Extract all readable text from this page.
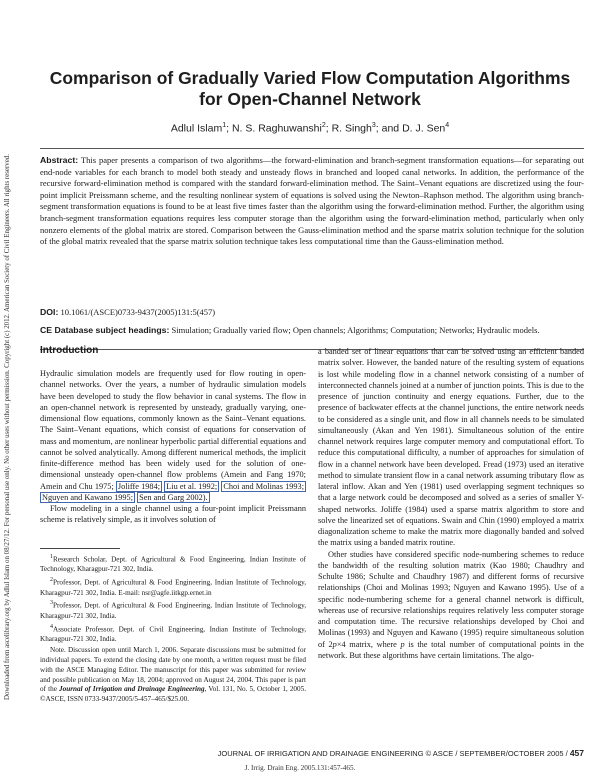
Downloaded from ascelibrary.org by Adlul Islam on 08/27/12. For personal use only. No other uses without permission. Copyright (c) 2012. American Society of Civil Engineers. All rights reserved.
Comparison of Gradually Varied Flow Computation Algorithms for Open-Channel Network
Adlul Islam$^1$; N. S. Raghuwanshi$^2$; R. Singh$^3$; and D. J. Sen$^4$
Abstract: This paper presents a comparison of two algorithms—the forward-elimination and branch-segment transformation equations—for separating out end-node variables for each branch to model both steady and unsteady flows in branched and looped canal networks. In addition, the performance of the recursive forward-elimination method is compared with the standard forward-elimination method. The Saint–Venant equations are discretized using the four-point implicit Preissmann scheme, and the resulting nonlinear system of equations is solved using the Newton–Raphson method. The algorithm using branch-segment transformation equations is found to be at least five times faster than the algorithm using the forward-elimination method. Further, the algorithm using branch-segment transformation equations requires less computer storage than the algorithm using the forward-elimination method, particularly when only nonzero elements of the global matrix are stored. Comparison between the Gauss-elimination method and the sparse matrix solution technique for the solution of the global matrix revealed that the sparse matrix solution technique takes less computational time than the Gauss-elimination method.
DOI: 10.1061/(ASCE)0733-9437(2005)131:5(457)
CE Database subject headings: Simulation; Gradually varied flow; Open channels; Algorithms; Computation; Networks; Hydraulic models.
Introduction

Hydraulic simulation models are frequently used for flow routing in open-channel networks. Over the years, a number of hydraulic simulation models have been developed to study the flow behavior in canal systems. The flow in an open-channel network is represented by unsteady, gradually varying, one-dimensional flow equations, commonly known as the Saint–Venant equations. The Saint–Venant equations, which consist of equations for conservation of mass and momentum, are nonlinear hyperbolic partial differential equations and cannot be solved analytically. Among different numerical methods, the implicit finite-difference method has been widely used for the solution of one-dimensional unsteady open-channel flow problems (Amein and Fang 1970; Amein and Chu 1975; Joliffe 1984; Liu et al. 1992; Choi and Molinas 1993; Nguyen and Kawano 1995; Sen and Garg 2002).

Flow modeling in a single channel using a four-point implicit Preissmann scheme is relatively simple, as it involves solution of

$^1$Research Scholar, Dept. of Agricultural & Food Engineering, Indian Institute of Technology, Kharagpur-721 302, India.

$^2$Professor, Dept. of Agricultural & Food Engineering, Indian Institute of Technology, Kharagpur-721 302, India. E-mail: nsr@agfe.iitkgp.ernet.in

$^3$Professor, Dept. of Agricultural & Food Engineering, Indian Institute of Technology, Kharagpur-721 302, India.

$^4$Associate Professor, Dept. of Civil Engineering, Indian Institute of Technology, Kharagpur-721 302, India.

Note. Discussion open until March 1, 2006. Separate discussions must be submitted for individual papers. To extend the closing date by one month, a written request must be filed with the ASCE Managing Editor. The manuscript for this paper was submitted for review and possible publication on May 18, 2004; approved on August 24, 2004. This paper is part of the Journal of Irrigation and Drainage Engineering, Vol. 131, No. 5, October 1, 2005. ©ASCE, ISSN 0733-9437/2005/5-457–465/$25.00.

a banded set of linear equations that can be solved using an efficient banded matrix solver. However, the banded nature of the resulting system of equations is lost while modeling flow in a channel network consisting of a number of interconnected channels joined at a number of junction points. This is due to the presence of junction continuity and energy equations. Further, due to the presence of backwater effects at the channel junctions, the entire network needs to be considered as a single unit, and flow in all channels needs to be simulated simultaneously (Akan and Yen 1981). Simultaneous solution of the entire channel network requires large computer memory and computational effort. To reduce this computational difficulty, a number of approaches for simulation of flow in a channel network have been developed. Fread (1973) used an iterative method to simulate transient flow in a canal network assuming tributary flow as lateral inflow. Akan and Yen (1981) used overlapping segment techniques so that a large network could be decomposed and solved as a series of smaller Y-shaped networks. Joliffe (1984) used a sparse matrix algorithm to store and solve the linearized set of equations. Swain and Chin (1990) employed a matrix diagonalization scheme to make the matrix more diagonally banded and solved the matrix using a banded matrix routine.

Other studies have considered specific node-numbering schemes to reduce the bandwidth of the resulting solution matrix (Kao 1980; Chaudhry and Schulte 1986; Schulte and Chaudhry 1987) and different forms of recursive relationships (Choi and Molinas 1993; Nguyen and Kawano 1995). Use of a specific node-numbering scheme for a general channel network is difficult, whereas use of recursive relationships requires relatively less computer storage and computation time. The recursive relationships developed by Choi and Molinas (1993) and Nguyen and Kawano (1995) require simultaneous solution of 2p×4 matrix, where p is the total number of computational points in the network. But these algorithms have certain limitations. The algo-

JOURNAL OF IRRIGATION AND DRAINAGE ENGINEERING © ASCE / SEPTEMBER/OCTOBER 2005 / 457
J. Irrig. Drain Eng. 2005.131:457-465.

※ ※ ※

** EXERCISE REQUIREMENTS **
Only the number should be given: how many lines of the data contain the word "Professor"?

** CORRECT OUTPUT **
3